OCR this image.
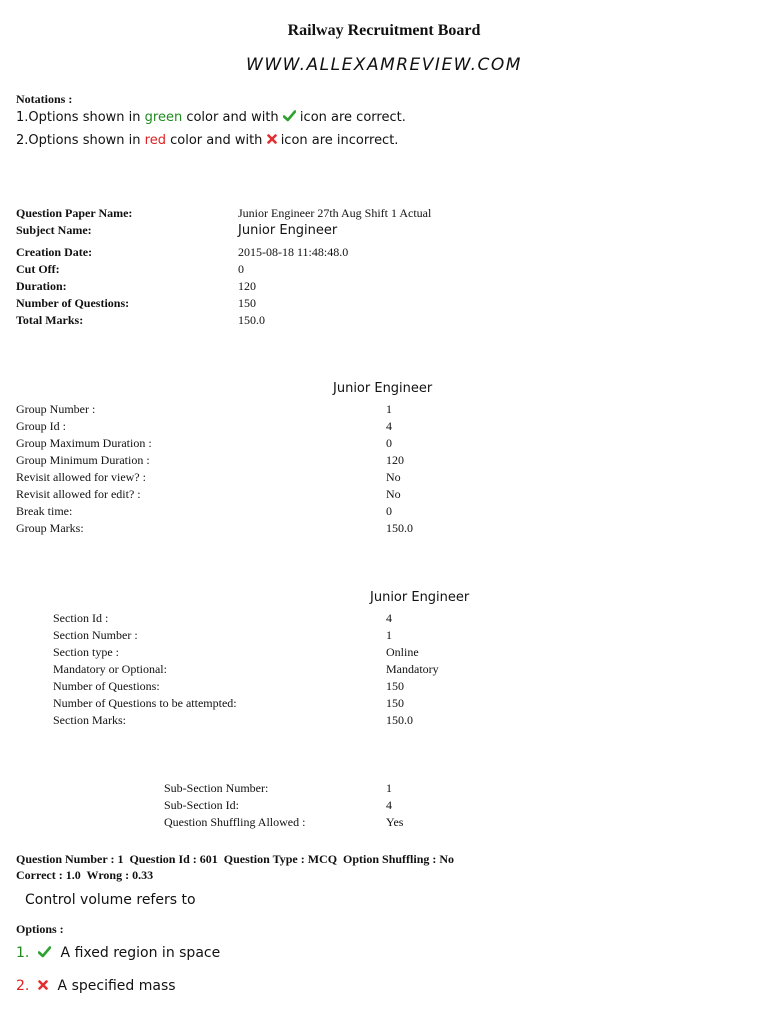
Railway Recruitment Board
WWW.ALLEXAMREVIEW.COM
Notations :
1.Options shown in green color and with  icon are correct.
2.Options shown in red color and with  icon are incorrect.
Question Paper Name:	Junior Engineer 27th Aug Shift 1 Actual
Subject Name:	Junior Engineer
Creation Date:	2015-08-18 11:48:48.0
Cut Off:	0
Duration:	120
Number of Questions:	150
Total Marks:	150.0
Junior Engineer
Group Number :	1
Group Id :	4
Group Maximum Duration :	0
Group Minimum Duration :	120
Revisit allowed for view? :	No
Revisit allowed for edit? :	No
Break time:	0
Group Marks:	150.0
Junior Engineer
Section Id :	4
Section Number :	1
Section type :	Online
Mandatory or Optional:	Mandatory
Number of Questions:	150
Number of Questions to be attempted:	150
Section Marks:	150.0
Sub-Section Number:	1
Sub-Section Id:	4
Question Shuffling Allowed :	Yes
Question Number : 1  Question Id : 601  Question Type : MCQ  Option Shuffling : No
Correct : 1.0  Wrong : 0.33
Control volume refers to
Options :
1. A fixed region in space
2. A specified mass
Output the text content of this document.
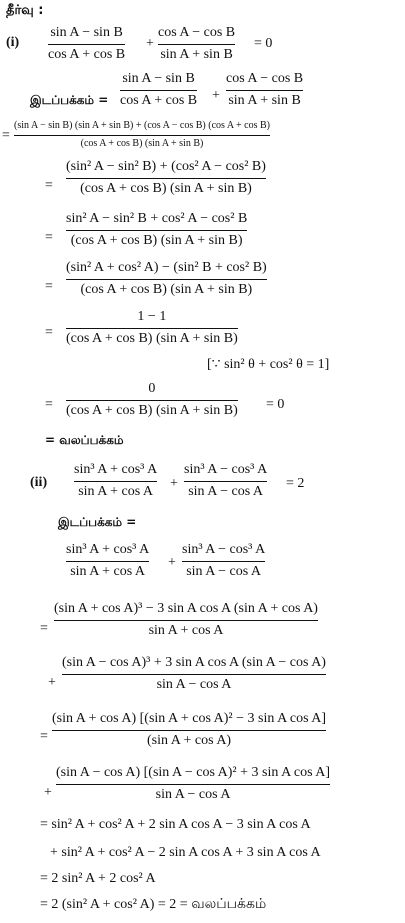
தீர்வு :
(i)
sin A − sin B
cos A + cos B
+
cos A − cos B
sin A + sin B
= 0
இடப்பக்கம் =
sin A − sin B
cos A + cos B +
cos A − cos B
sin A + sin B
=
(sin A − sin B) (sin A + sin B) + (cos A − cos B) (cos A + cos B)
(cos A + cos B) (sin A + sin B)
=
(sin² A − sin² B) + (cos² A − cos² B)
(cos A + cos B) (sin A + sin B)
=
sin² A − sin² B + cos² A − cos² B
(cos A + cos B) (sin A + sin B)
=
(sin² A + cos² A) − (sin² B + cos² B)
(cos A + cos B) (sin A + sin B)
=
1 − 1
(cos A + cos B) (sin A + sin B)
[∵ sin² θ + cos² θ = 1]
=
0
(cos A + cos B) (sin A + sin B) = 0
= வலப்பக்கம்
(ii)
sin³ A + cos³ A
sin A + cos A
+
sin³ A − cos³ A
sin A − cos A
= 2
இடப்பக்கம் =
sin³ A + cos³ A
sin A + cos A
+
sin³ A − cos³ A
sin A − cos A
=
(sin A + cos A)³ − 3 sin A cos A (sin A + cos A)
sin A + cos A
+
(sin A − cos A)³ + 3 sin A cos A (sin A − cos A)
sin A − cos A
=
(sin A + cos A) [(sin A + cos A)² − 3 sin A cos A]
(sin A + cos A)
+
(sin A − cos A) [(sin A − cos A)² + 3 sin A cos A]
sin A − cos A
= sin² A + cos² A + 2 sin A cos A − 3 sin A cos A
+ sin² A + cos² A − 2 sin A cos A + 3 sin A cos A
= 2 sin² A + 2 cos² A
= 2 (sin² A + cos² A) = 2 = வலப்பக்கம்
════════════════
*Work to complete:*
Track down every line with the word "Shuffling" and copy it.

*Full solution:*
Question Shuffling Allowed :	Yes
Question Number : 1  Question Id : 601  Question Type : MCQ  Option Shuffling : No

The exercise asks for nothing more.